Extracted information ▸
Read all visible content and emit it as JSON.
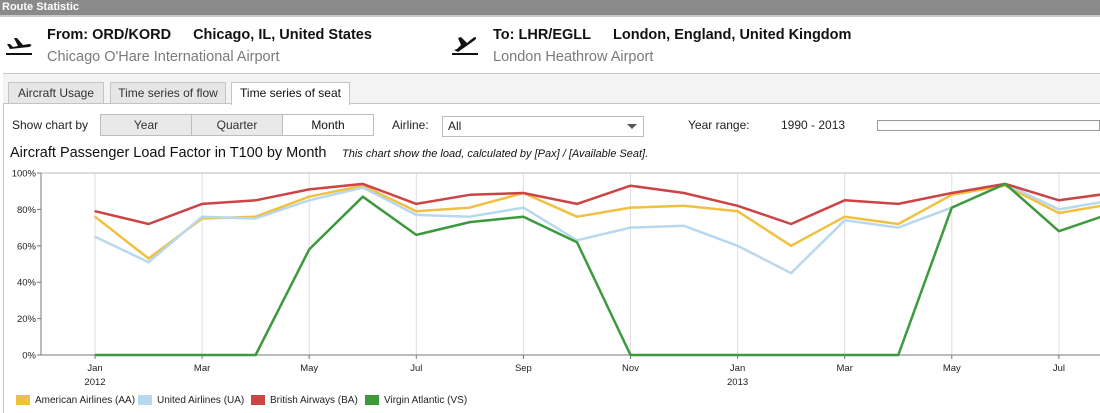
{
  "window": {
    "title": "Route Statistic"
  },
  "route": {
    "from": {
      "label": "From: ORD/KORD",
      "place": "Chicago, IL, United States",
      "airport": "Chicago O'Hare International Airport",
      "icon": "plane-departure-icon"
    },
    "to": {
      "label": "To: LHR/EGLL",
      "place": "London, England, United Kingdom",
      "airport": "London Heathrow Airport",
      "icon": "plane-arrival-icon"
    }
  },
  "tabs": [
    {
      "label": "Aircraft Usage",
      "active": false
    },
    {
      "label": "Time series of flow",
      "active": false
    },
    {
      "label": "Time series of seat",
      "active": true
    }
  ],
  "controls": {
    "show_chart_by_label": "Show chart by",
    "granularity": [
      {
        "label": "Year",
        "active": false
      },
      {
        "label": "Quarter",
        "active": false
      },
      {
        "label": "Month",
        "active": true
      }
    ],
    "airline_label": "Airline:",
    "airline_value": "All",
    "year_range_label": "Year range:",
    "year_range_value": "1990 - 2013"
  },
  "chart_title": "Aircraft Passenger Load Factor in T100 by Month",
  "chart_subtitle": "This chart show the load, calculated by [Pax] / [Available Seat].",
  "chart_data": {
    "type": "line",
    "title": "Aircraft Passenger Load Factor in T100 by Month",
    "subtitle": "This chart show the load, calculated by [Pax] / [Available Seat].",
    "x": [
      "2012-01",
      "2012-02",
      "2012-03",
      "2012-04",
      "2012-05",
      "2012-06",
      "2012-07",
      "2012-08",
      "2012-09",
      "2012-10",
      "2012-11",
      "2012-12",
      "2013-01",
      "2013-02",
      "2013-03",
      "2013-04",
      "2013-05",
      "2013-06",
      "2013-07",
      "2013-08"
    ],
    "x_tick_labels": [
      {
        "x": "2012-01",
        "label": "Jan",
        "year": "2012"
      },
      {
        "x": "2012-03",
        "label": "Mar"
      },
      {
        "x": "2012-05",
        "label": "May"
      },
      {
        "x": "2012-07",
        "label": "Jul"
      },
      {
        "x": "2012-09",
        "label": "Sep"
      },
      {
        "x": "2012-11",
        "label": "Nov"
      },
      {
        "x": "2013-01",
        "label": "Jan",
        "year": "2013"
      },
      {
        "x": "2013-03",
        "label": "Mar"
      },
      {
        "x": "2013-05",
        "label": "May"
      },
      {
        "x": "2013-07",
        "label": "Jul"
      }
    ],
    "y_ticks": [
      "0%",
      "20%",
      "40%",
      "60%",
      "80%",
      "100%"
    ],
    "ylim": [
      0,
      100
    ],
    "y_unit": "%",
    "grid": {
      "vertical": true,
      "horizontal": false
    },
    "legend_position": "bottom-left",
    "series": [
      {
        "name": "American Airlines (AA)",
        "color": "#f0c040",
        "values": [
          76,
          53,
          75,
          76,
          87,
          93,
          79,
          81,
          89,
          76,
          81,
          82,
          79,
          60,
          76,
          72,
          88,
          93,
          78,
          83
        ]
      },
      {
        "name": "United Airlines (UA)",
        "color": "#b8d8f0",
        "values": [
          65,
          51,
          76,
          75,
          85,
          92,
          77,
          76,
          81,
          63,
          70,
          71,
          60,
          45,
          74,
          70,
          81,
          94,
          80,
          85
        ]
      },
      {
        "name": "British Airways (BA)",
        "color": "#cc4444",
        "values": [
          79,
          72,
          83,
          85,
          91,
          94,
          83,
          88,
          89,
          83,
          93,
          89,
          82,
          72,
          85,
          83,
          89,
          94,
          85,
          89
        ]
      },
      {
        "name": "Virgin Atlantic (VS)",
        "color": "#3c9a3c",
        "values": [
          0,
          0,
          0,
          0,
          58,
          87,
          66,
          73,
          76,
          62,
          0,
          0,
          0,
          0,
          0,
          0,
          81,
          94,
          68,
          78
        ]
      }
    ]
  }
}
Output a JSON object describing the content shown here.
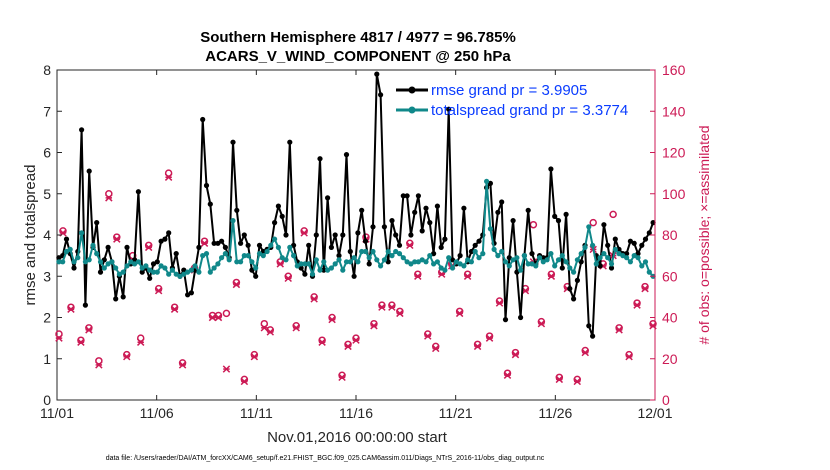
{
  "chart_data": {
    "type": "line",
    "title_line1": "Southern Hemisphere 4817 / 4977 = 96.785%",
    "title_line2": "ACARS_V_WIND_COMPONENT @ 250 hPa",
    "xlabel": "Nov.01,2016 00:00:00 start",
    "ylabel_left": "rmse and totalspread",
    "ylabel_right": "# of obs: o=possible; ×=assimilated",
    "xlim": [
      0,
      30
    ],
    "ylim_left": [
      0,
      8
    ],
    "ylim_right": [
      0,
      160
    ],
    "x_ticks": [
      {
        "value": 0,
        "label": "11/01"
      },
      {
        "value": 5,
        "label": "11/06"
      },
      {
        "value": 10,
        "label": "11/11"
      },
      {
        "value": 15,
        "label": "11/16"
      },
      {
        "value": 20,
        "label": "11/21"
      },
      {
        "value": 25,
        "label": "11/26"
      },
      {
        "value": 30,
        "label": "12/01"
      }
    ],
    "y_ticks_left": [
      "0",
      "1",
      "2",
      "3",
      "4",
      "5",
      "6",
      "7",
      "8"
    ],
    "y_ticks_right": [
      "0",
      "20",
      "40",
      "60",
      "80",
      "100",
      "120",
      "140",
      "160"
    ],
    "series": [
      {
        "name": "rmse",
        "legend": "rmse grand pr = 3.9905",
        "color": "#000000",
        "axis": "left",
        "values": [
          3.45,
          3.5,
          3.9,
          3.55,
          3.2,
          3.6,
          6.55,
          2.3,
          5.55,
          3.7,
          4.3,
          3.1,
          3.4,
          3.7,
          3.35,
          2.45,
          3.0,
          2.5,
          3.7,
          3.3,
          3.4,
          5.05,
          3.1,
          3.2,
          2.95,
          3.3,
          3.35,
          3.85,
          3.9,
          4.05,
          3.2,
          3.55,
          3.0,
          3.15,
          2.55,
          2.6,
          3.15,
          3.7,
          6.8,
          5.2,
          4.75,
          3.8,
          3.8,
          3.85,
          3.7,
          3.45,
          6.25,
          4.6,
          3.8,
          4.0,
          3.75,
          3.15,
          3.0,
          3.75,
          3.6,
          3.65,
          3.7,
          4.3,
          4.7,
          4.45,
          4.0,
          6.25,
          3.75,
          3.35,
          3.2,
          3.05,
          3.75,
          3.0,
          4.0,
          5.85,
          3.15,
          4.9,
          3.7,
          4.0,
          3.5,
          4.0,
          5.95,
          3.6,
          3.0,
          4.05,
          4.6,
          3.85,
          3.3,
          4.2,
          7.9,
          7.4,
          4.2,
          3.35,
          4.35,
          4.0,
          3.75,
          4.95,
          4.95,
          4.0,
          4.55,
          4.95,
          4.1,
          4.65,
          4.3,
          3.55,
          4.7,
          3.7,
          3.9,
          7.05,
          3.4,
          3.3,
          3.5,
          4.65,
          3.35,
          3.6,
          3.75,
          3.85,
          4.0,
          5.15,
          5.25,
          3.8,
          4.55,
          4.8,
          1.95,
          3.45,
          4.35,
          3.1,
          2.0,
          3.5,
          4.6,
          3.55,
          3.3,
          3.5,
          3.45,
          3.45,
          5.6,
          4.45,
          4.35,
          3.2,
          4.5,
          2.7,
          2.45,
          2.9,
          3.35,
          3.75,
          1.8,
          1.55,
          3.5,
          3.25,
          4.25,
          3.75,
          3.2,
          3.9,
          3.65,
          3.55,
          3.55,
          3.85,
          3.8,
          3.55,
          3.75,
          3.9,
          4.05,
          4.3
        ]
      },
      {
        "name": "totalspread",
        "legend": "totalspread grand pr = 3.3774",
        "color": "#10888a",
        "axis": "left",
        "values": [
          3.35,
          3.35,
          3.6,
          3.65,
          3.35,
          3.45,
          4.05,
          3.35,
          3.4,
          3.75,
          3.55,
          3.35,
          3.2,
          3.3,
          3.35,
          3.2,
          3.05,
          3.1,
          3.25,
          3.35,
          3.3,
          3.35,
          3.2,
          3.25,
          3.15,
          3.1,
          3.1,
          3.25,
          3.2,
          3.05,
          3.15,
          3.05,
          3.0,
          3.05,
          3.1,
          3.15,
          3.25,
          3.1,
          3.5,
          3.55,
          3.1,
          3.2,
          3.3,
          3.45,
          3.55,
          3.4,
          4.35,
          3.35,
          3.35,
          3.5,
          3.5,
          3.35,
          3.2,
          3.55,
          3.5,
          3.6,
          3.75,
          3.9,
          3.7,
          3.45,
          3.4,
          3.7,
          3.5,
          3.25,
          3.3,
          3.3,
          3.3,
          3.05,
          3.4,
          3.15,
          3.35,
          3.15,
          3.2,
          3.3,
          3.4,
          3.15,
          3.35,
          3.35,
          3.45,
          3.35,
          3.6,
          3.6,
          3.45,
          3.6,
          3.4,
          3.25,
          3.4,
          3.6,
          3.5,
          3.6,
          3.55,
          3.45,
          3.35,
          3.3,
          3.35,
          3.35,
          3.4,
          3.35,
          3.5,
          3.3,
          3.35,
          3.2,
          3.15,
          3.45,
          3.2,
          3.35,
          3.3,
          3.25,
          3.4,
          3.35,
          3.6,
          3.45,
          3.55,
          5.3,
          4.15,
          3.65,
          3.5,
          3.6,
          3.35,
          3.25,
          3.4,
          3.45,
          3.15,
          3.5,
          3.3,
          3.3,
          3.25,
          3.45,
          3.35,
          3.4,
          3.55,
          3.25,
          3.4,
          3.5,
          3.35,
          3.2,
          3.1,
          3.4,
          3.55,
          3.7,
          4.2,
          3.75,
          3.3,
          3.45,
          3.55,
          3.45,
          3.3,
          3.65,
          3.55,
          3.5,
          3.45,
          3.35,
          3.5,
          3.45,
          3.25,
          3.35,
          3.1,
          3.0
        ]
      }
    ],
    "obs_possible": [
      {
        "x": 0.1,
        "v": 32
      },
      {
        "x": 0.3,
        "v": 82
      },
      {
        "x": 0.7,
        "v": 45
      },
      {
        "x": 1.2,
        "v": 29
      },
      {
        "x": 1.6,
        "v": 35
      },
      {
        "x": 2.1,
        "v": 19
      },
      {
        "x": 2.6,
        "v": 100
      },
      {
        "x": 3.0,
        "v": 79
      },
      {
        "x": 3.5,
        "v": 22
      },
      {
        "x": 3.8,
        "v": 70
      },
      {
        "x": 4.2,
        "v": 30
      },
      {
        "x": 4.6,
        "v": 75
      },
      {
        "x": 5.1,
        "v": 54
      },
      {
        "x": 5.6,
        "v": 110
      },
      {
        "x": 5.9,
        "v": 45
      },
      {
        "x": 6.3,
        "v": 18
      },
      {
        "x": 6.9,
        "v": 64
      },
      {
        "x": 7.4,
        "v": 77
      },
      {
        "x": 7.8,
        "v": 41
      },
      {
        "x": 8.1,
        "v": 41
      },
      {
        "x": 8.5,
        "v": 42
      },
      {
        "x": 9.0,
        "v": 57
      },
      {
        "x": 9.4,
        "v": 10
      },
      {
        "x": 9.9,
        "v": 22
      },
      {
        "x": 10.4,
        "v": 37
      },
      {
        "x": 10.7,
        "v": 34
      },
      {
        "x": 11.2,
        "v": 67
      },
      {
        "x": 11.6,
        "v": 60
      },
      {
        "x": 12.0,
        "v": 36
      },
      {
        "x": 12.4,
        "v": 82
      },
      {
        "x": 12.9,
        "v": 50
      },
      {
        "x": 13.3,
        "v": 29
      },
      {
        "x": 13.8,
        "v": 40
      },
      {
        "x": 14.3,
        "v": 12
      },
      {
        "x": 14.6,
        "v": 27
      },
      {
        "x": 15.0,
        "v": 30
      },
      {
        "x": 15.5,
        "v": 79
      },
      {
        "x": 15.9,
        "v": 37
      },
      {
        "x": 16.3,
        "v": 46
      },
      {
        "x": 16.8,
        "v": 46
      },
      {
        "x": 17.2,
        "v": 43
      },
      {
        "x": 17.7,
        "v": 76
      },
      {
        "x": 18.1,
        "v": 61
      },
      {
        "x": 18.6,
        "v": 32
      },
      {
        "x": 19.0,
        "v": 26
      },
      {
        "x": 19.3,
        "v": 62
      },
      {
        "x": 19.8,
        "v": 66
      },
      {
        "x": 20.2,
        "v": 43
      },
      {
        "x": 20.6,
        "v": 61
      },
      {
        "x": 21.1,
        "v": 27
      },
      {
        "x": 21.7,
        "v": 31
      },
      {
        "x": 22.2,
        "v": 48
      },
      {
        "x": 22.6,
        "v": 13
      },
      {
        "x": 23.0,
        "v": 23
      },
      {
        "x": 23.5,
        "v": 54
      },
      {
        "x": 23.9,
        "v": 85
      },
      {
        "x": 24.3,
        "v": 38
      },
      {
        "x": 24.8,
        "v": 61
      },
      {
        "x": 25.2,
        "v": 11
      },
      {
        "x": 25.6,
        "v": 55
      },
      {
        "x": 26.1,
        "v": 10
      },
      {
        "x": 26.5,
        "v": 24
      },
      {
        "x": 26.9,
        "v": 86
      },
      {
        "x": 27.4,
        "v": 66
      },
      {
        "x": 27.9,
        "v": 90
      },
      {
        "x": 28.2,
        "v": 35
      },
      {
        "x": 28.7,
        "v": 22
      },
      {
        "x": 29.1,
        "v": 47
      },
      {
        "x": 29.5,
        "v": 55
      },
      {
        "x": 29.9,
        "v": 37
      }
    ],
    "obs_assimilated": [
      {
        "x": 0.1,
        "v": 30
      },
      {
        "x": 0.3,
        "v": 81
      },
      {
        "x": 0.7,
        "v": 44
      },
      {
        "x": 1.2,
        "v": 28
      },
      {
        "x": 1.6,
        "v": 34
      },
      {
        "x": 2.1,
        "v": 17
      },
      {
        "x": 2.6,
        "v": 98
      },
      {
        "x": 3.0,
        "v": 78
      },
      {
        "x": 3.5,
        "v": 21
      },
      {
        "x": 3.8,
        "v": 68
      },
      {
        "x": 4.2,
        "v": 28
      },
      {
        "x": 4.6,
        "v": 74
      },
      {
        "x": 5.1,
        "v": 53
      },
      {
        "x": 5.6,
        "v": 108
      },
      {
        "x": 5.9,
        "v": 44
      },
      {
        "x": 6.3,
        "v": 17
      },
      {
        "x": 6.9,
        "v": 63
      },
      {
        "x": 7.4,
        "v": 76
      },
      {
        "x": 7.8,
        "v": 40
      },
      {
        "x": 8.1,
        "v": 40
      },
      {
        "x": 8.5,
        "v": 15
      },
      {
        "x": 9.0,
        "v": 56
      },
      {
        "x": 9.4,
        "v": 9
      },
      {
        "x": 9.9,
        "v": 21
      },
      {
        "x": 10.4,
        "v": 35
      },
      {
        "x": 10.7,
        "v": 33
      },
      {
        "x": 11.2,
        "v": 66
      },
      {
        "x": 11.6,
        "v": 59
      },
      {
        "x": 12.0,
        "v": 35
      },
      {
        "x": 12.4,
        "v": 81
      },
      {
        "x": 12.9,
        "v": 49
      },
      {
        "x": 13.3,
        "v": 28
      },
      {
        "x": 13.8,
        "v": 39
      },
      {
        "x": 14.3,
        "v": 11
      },
      {
        "x": 14.6,
        "v": 26
      },
      {
        "x": 15.0,
        "v": 29
      },
      {
        "x": 15.5,
        "v": 78
      },
      {
        "x": 15.9,
        "v": 36
      },
      {
        "x": 16.3,
        "v": 45
      },
      {
        "x": 16.8,
        "v": 45
      },
      {
        "x": 17.2,
        "v": 42
      },
      {
        "x": 17.7,
        "v": 75
      },
      {
        "x": 18.1,
        "v": 60
      },
      {
        "x": 18.6,
        "v": 31
      },
      {
        "x": 19.0,
        "v": 25
      },
      {
        "x": 19.3,
        "v": 61
      },
      {
        "x": 19.8,
        "v": 65
      },
      {
        "x": 20.2,
        "v": 42
      },
      {
        "x": 20.6,
        "v": 60
      },
      {
        "x": 21.1,
        "v": 26
      },
      {
        "x": 21.7,
        "v": 30
      },
      {
        "x": 22.2,
        "v": 47
      },
      {
        "x": 22.6,
        "v": 12
      },
      {
        "x": 23.0,
        "v": 22
      },
      {
        "x": 23.5,
        "v": 53
      },
      {
        "x": 23.9,
        "v": 67
      },
      {
        "x": 24.3,
        "v": 37
      },
      {
        "x": 24.8,
        "v": 60
      },
      {
        "x": 25.2,
        "v": 10
      },
      {
        "x": 25.6,
        "v": 54
      },
      {
        "x": 26.1,
        "v": 9
      },
      {
        "x": 26.5,
        "v": 23
      },
      {
        "x": 26.9,
        "v": 73
      },
      {
        "x": 27.4,
        "v": 65
      },
      {
        "x": 27.9,
        "v": 70
      },
      {
        "x": 28.2,
        "v": 34
      },
      {
        "x": 28.7,
        "v": 21
      },
      {
        "x": 29.1,
        "v": 46
      },
      {
        "x": 29.5,
        "v": 54
      },
      {
        "x": 29.9,
        "v": 36
      }
    ]
  },
  "footnote": "data file: /Users/raeder/DAI/ATM_forcXX/CAM6_setup/f.e21.FHIST_BGC.f09_025.CAM6assim.011/Diags_NTrS_2016-11/obs_diag_output.nc",
  "colors": {
    "rmse": "#000000",
    "totalspread": "#10888a",
    "obs": "#cc1a55",
    "legend_text": "#0a3cff"
  }
}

Work to complete ▸ Only the number is needed: state how many lines in the listing contain "Passenger".

Result of this exercise ▸ 2